--- Begin Material for the task ---
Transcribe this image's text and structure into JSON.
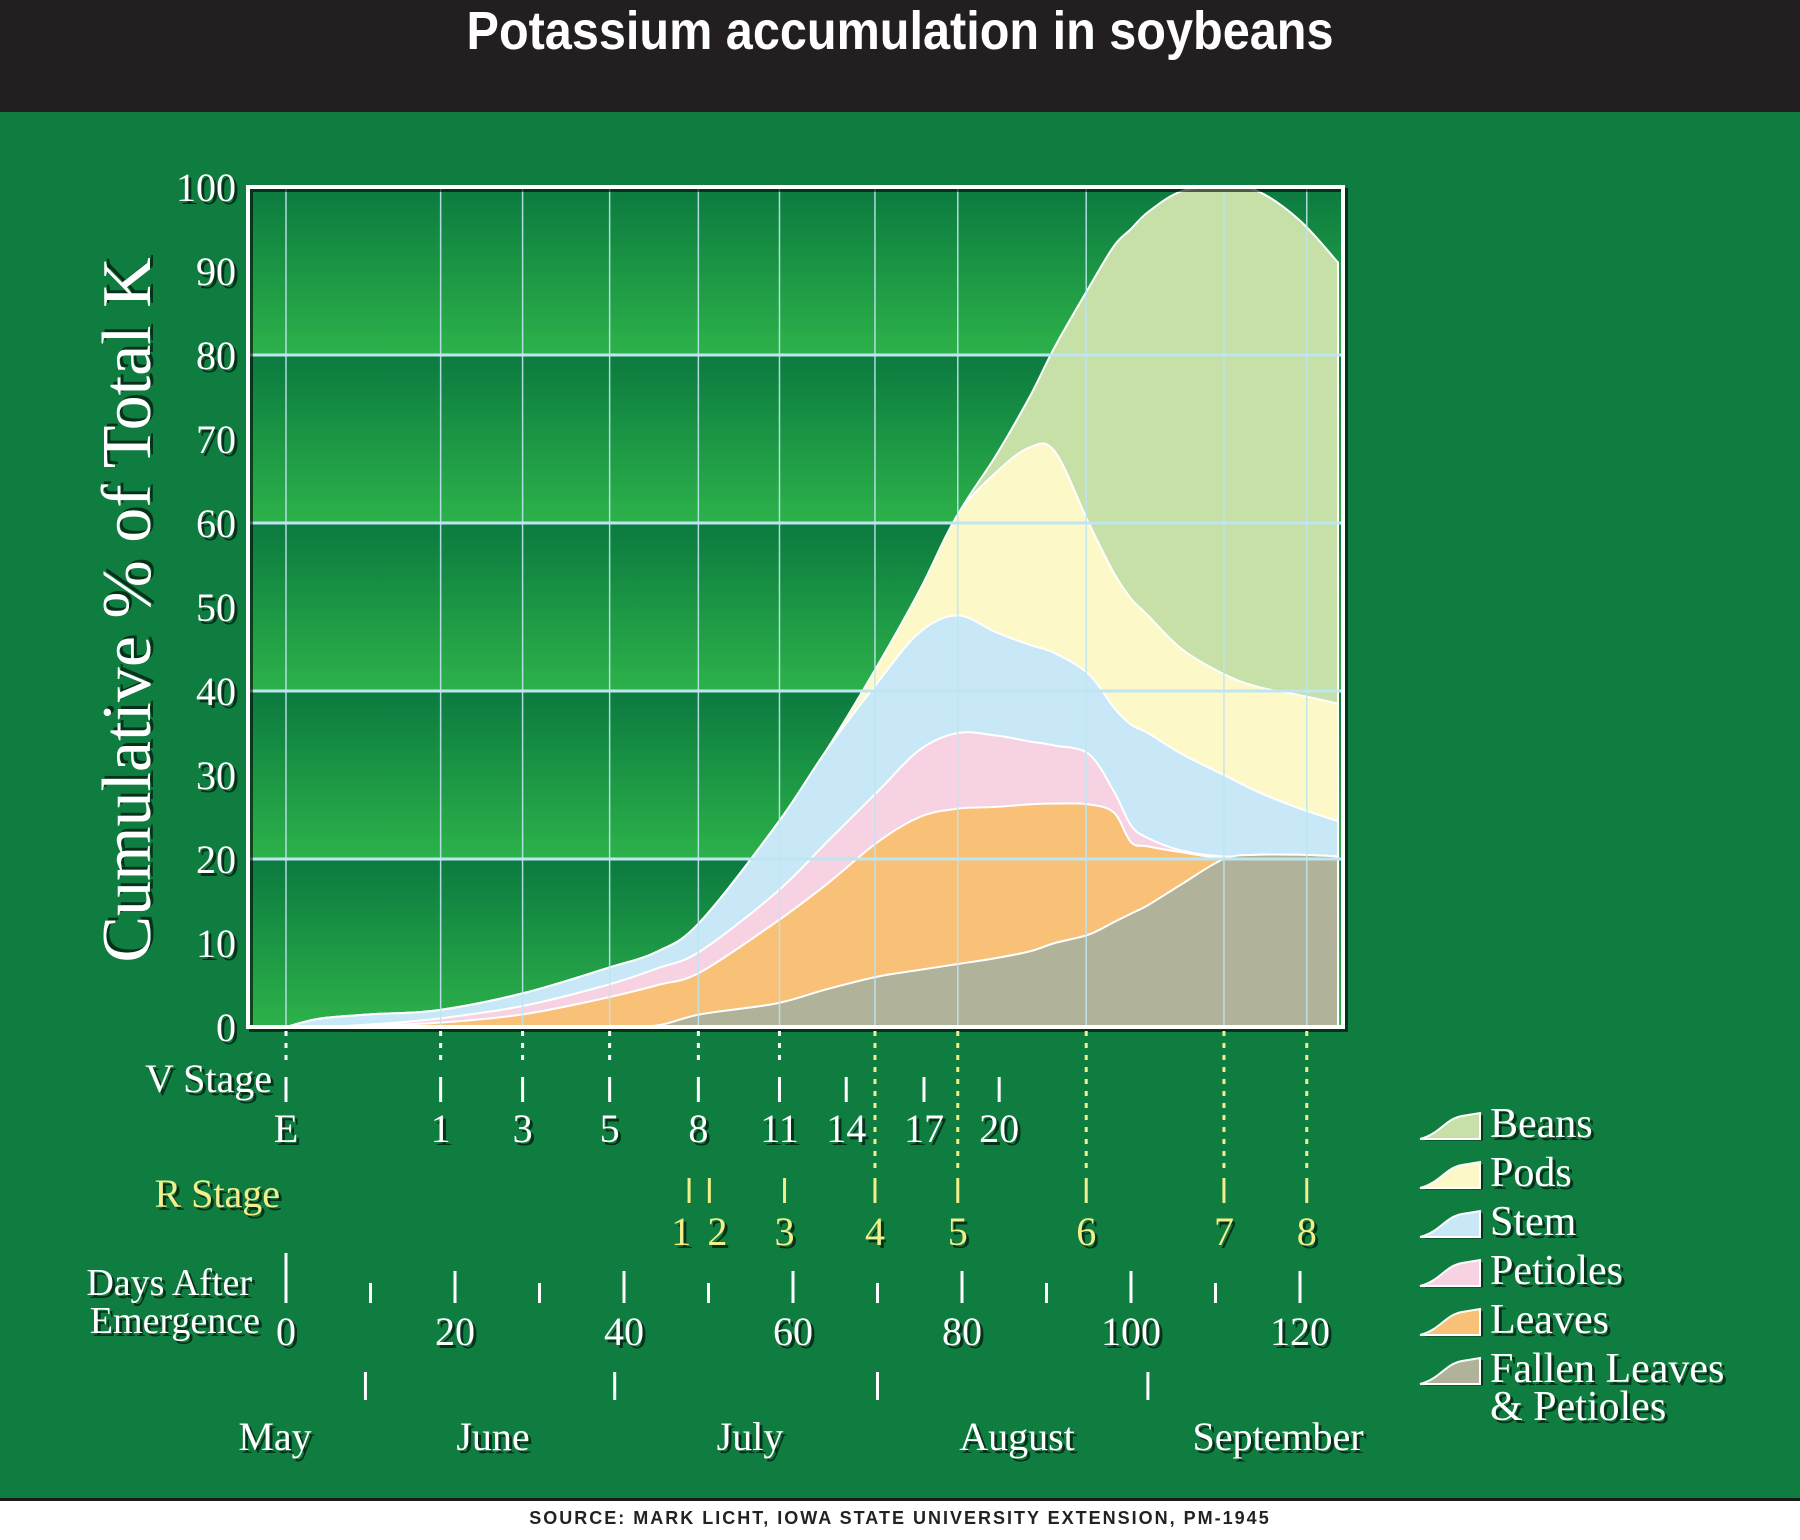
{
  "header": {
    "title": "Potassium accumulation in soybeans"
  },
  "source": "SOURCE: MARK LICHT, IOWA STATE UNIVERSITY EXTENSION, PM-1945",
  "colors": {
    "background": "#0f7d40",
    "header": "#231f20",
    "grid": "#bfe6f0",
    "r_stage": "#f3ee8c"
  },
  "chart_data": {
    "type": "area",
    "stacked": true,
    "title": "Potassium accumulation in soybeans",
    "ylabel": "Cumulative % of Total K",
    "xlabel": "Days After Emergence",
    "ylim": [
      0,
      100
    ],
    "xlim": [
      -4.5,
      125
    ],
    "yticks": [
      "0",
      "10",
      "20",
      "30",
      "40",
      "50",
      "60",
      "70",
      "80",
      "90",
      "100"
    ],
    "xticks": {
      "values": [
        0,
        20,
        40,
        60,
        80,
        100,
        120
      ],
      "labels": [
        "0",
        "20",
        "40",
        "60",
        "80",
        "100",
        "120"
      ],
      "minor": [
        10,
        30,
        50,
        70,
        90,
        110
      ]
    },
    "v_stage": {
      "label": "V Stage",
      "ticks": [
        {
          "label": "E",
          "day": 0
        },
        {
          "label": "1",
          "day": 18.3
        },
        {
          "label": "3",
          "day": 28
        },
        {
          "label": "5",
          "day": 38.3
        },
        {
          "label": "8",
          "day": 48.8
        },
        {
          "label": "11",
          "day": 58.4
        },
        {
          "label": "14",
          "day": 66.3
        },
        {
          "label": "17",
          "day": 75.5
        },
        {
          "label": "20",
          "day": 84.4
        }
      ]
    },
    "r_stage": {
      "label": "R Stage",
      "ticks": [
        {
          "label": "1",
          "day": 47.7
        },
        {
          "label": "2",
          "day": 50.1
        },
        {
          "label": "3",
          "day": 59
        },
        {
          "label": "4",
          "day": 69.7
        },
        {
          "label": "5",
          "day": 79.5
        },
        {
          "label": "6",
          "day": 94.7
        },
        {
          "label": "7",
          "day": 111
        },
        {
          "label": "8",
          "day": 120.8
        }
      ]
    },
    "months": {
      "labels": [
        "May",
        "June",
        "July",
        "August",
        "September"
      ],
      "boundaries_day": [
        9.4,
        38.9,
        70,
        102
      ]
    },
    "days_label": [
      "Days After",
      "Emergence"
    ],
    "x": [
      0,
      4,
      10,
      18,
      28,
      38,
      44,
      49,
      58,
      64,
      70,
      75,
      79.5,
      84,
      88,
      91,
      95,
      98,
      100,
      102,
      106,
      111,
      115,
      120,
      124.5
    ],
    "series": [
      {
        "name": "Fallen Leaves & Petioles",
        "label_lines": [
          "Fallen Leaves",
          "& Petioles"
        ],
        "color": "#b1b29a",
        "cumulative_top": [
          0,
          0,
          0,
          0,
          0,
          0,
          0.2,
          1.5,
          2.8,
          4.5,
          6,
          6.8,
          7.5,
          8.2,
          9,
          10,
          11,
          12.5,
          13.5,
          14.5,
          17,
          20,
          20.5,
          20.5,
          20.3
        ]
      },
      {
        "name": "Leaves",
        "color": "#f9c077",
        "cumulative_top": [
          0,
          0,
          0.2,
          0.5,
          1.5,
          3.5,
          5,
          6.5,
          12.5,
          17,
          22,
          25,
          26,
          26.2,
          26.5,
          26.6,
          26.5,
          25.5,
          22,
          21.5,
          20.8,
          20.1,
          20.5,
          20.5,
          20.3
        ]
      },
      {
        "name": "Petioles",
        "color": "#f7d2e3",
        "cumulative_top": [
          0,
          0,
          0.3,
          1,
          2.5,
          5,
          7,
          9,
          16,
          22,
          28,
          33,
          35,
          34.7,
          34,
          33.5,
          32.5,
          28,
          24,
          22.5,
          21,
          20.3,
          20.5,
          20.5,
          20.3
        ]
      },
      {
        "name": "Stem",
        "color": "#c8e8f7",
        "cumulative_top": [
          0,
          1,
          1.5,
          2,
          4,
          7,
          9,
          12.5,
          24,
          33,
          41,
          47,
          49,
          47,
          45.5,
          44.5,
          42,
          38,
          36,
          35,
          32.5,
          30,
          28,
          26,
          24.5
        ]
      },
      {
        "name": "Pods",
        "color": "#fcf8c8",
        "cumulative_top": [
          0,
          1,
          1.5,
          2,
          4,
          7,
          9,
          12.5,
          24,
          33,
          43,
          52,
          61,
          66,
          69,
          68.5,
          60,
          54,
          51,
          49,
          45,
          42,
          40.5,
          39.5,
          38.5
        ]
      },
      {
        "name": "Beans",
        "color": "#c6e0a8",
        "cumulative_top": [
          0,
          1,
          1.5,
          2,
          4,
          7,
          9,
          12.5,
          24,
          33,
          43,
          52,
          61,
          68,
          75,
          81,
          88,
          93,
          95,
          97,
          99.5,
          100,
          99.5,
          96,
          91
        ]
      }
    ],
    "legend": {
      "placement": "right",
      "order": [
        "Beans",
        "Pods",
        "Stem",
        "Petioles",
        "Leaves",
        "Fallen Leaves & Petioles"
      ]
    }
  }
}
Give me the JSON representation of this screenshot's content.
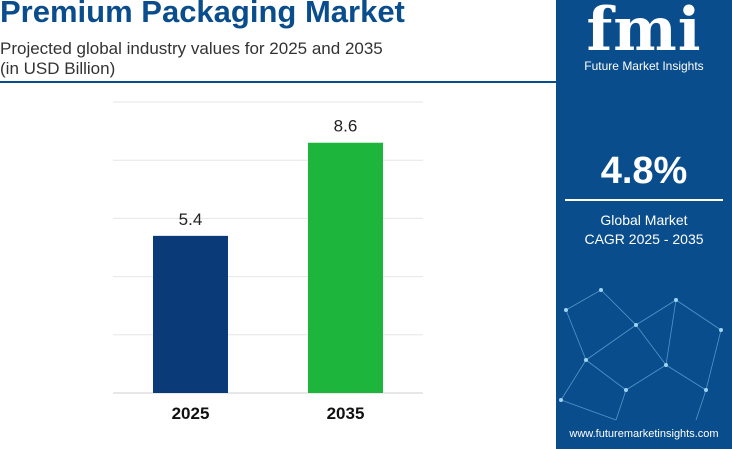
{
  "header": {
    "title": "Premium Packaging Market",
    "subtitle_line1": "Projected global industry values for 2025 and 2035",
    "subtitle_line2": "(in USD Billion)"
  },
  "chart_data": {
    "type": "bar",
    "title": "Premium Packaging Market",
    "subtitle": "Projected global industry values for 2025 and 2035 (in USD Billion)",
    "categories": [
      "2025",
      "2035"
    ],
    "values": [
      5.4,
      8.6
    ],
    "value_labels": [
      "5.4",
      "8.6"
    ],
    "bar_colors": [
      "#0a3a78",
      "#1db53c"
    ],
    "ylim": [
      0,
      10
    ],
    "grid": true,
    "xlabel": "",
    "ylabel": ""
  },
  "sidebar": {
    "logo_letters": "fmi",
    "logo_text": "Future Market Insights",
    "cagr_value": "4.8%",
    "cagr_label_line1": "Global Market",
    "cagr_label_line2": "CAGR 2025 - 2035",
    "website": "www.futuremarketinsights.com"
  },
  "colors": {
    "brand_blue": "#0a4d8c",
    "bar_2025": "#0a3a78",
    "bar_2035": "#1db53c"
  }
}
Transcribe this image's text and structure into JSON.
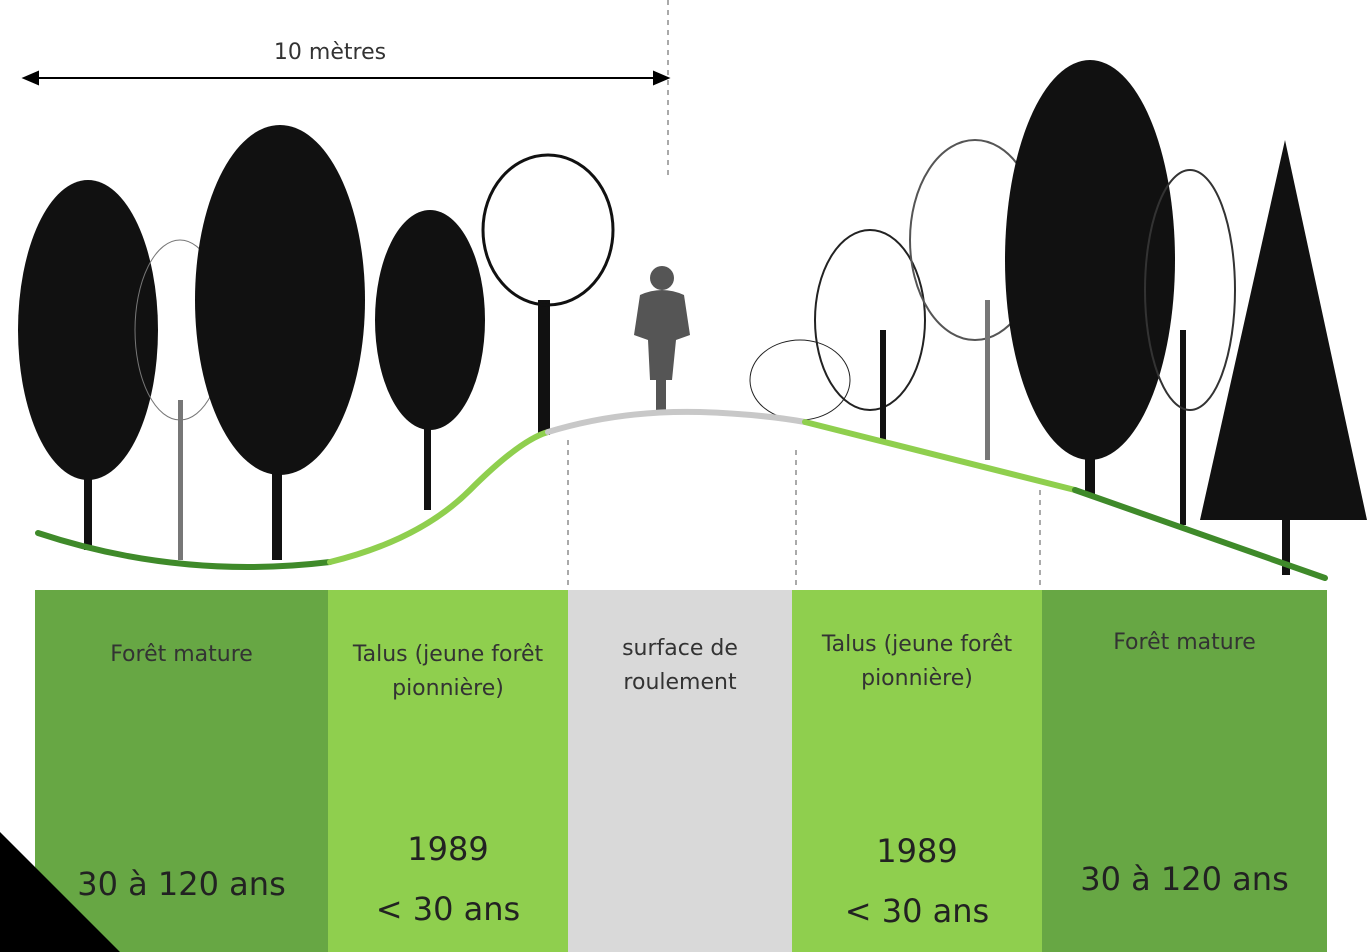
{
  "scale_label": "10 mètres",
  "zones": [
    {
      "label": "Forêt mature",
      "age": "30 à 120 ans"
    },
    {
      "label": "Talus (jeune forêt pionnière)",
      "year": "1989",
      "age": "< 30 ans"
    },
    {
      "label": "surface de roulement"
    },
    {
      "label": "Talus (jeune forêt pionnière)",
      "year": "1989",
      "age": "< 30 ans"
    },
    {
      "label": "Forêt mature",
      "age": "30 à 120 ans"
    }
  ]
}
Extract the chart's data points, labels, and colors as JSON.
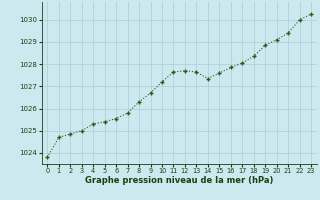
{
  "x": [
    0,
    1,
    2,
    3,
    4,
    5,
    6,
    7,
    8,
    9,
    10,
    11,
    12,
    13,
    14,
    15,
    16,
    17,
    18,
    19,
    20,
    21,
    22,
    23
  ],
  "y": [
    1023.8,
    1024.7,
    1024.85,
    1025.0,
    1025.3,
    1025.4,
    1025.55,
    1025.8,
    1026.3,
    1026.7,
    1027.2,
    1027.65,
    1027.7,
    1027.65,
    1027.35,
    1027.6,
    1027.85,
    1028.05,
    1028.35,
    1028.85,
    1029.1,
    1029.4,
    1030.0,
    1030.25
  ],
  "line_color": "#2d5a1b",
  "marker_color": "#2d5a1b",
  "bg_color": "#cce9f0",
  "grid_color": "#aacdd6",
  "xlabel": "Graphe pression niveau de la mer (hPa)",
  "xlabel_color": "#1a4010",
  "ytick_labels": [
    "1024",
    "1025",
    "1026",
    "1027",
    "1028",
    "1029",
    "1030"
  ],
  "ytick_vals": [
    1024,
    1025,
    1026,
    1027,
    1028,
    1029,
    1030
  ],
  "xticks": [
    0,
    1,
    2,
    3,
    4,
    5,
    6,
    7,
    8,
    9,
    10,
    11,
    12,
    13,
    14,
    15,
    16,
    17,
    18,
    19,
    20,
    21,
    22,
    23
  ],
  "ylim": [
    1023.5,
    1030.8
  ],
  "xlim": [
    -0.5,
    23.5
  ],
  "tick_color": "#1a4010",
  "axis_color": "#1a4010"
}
--- End Material for the task ---
Reproduce, word for word, every line from the one that contains "Extract the chart's" to the end of the data, including both ends; omit all pictures.

Final result:
Extract the chart's data points, labels, and colors as JSON.
{
  "x": [
    0,
    1,
    2,
    3,
    4,
    5,
    6,
    7,
    8,
    9,
    10,
    11,
    12,
    13,
    14,
    15,
    16,
    17,
    18,
    19,
    20,
    21,
    22,
    23
  ],
  "y": [
    1023.8,
    1024.7,
    1024.85,
    1025.0,
    1025.3,
    1025.4,
    1025.55,
    1025.8,
    1026.3,
    1026.7,
    1027.2,
    1027.65,
    1027.7,
    1027.65,
    1027.35,
    1027.6,
    1027.85,
    1028.05,
    1028.35,
    1028.85,
    1029.1,
    1029.4,
    1030.0,
    1030.25
  ],
  "line_color": "#2d5a1b",
  "marker_color": "#2d5a1b",
  "bg_color": "#cce9f0",
  "grid_color": "#aacdd6",
  "xlabel": "Graphe pression niveau de la mer (hPa)",
  "xlabel_color": "#1a4010",
  "ytick_labels": [
    "1024",
    "1025",
    "1026",
    "1027",
    "1028",
    "1029",
    "1030"
  ],
  "ytick_vals": [
    1024,
    1025,
    1026,
    1027,
    1028,
    1029,
    1030
  ],
  "xticks": [
    0,
    1,
    2,
    3,
    4,
    5,
    6,
    7,
    8,
    9,
    10,
    11,
    12,
    13,
    14,
    15,
    16,
    17,
    18,
    19,
    20,
    21,
    22,
    23
  ],
  "ylim": [
    1023.5,
    1030.8
  ],
  "xlim": [
    -0.5,
    23.5
  ],
  "tick_color": "#1a4010",
  "axis_color": "#1a4010"
}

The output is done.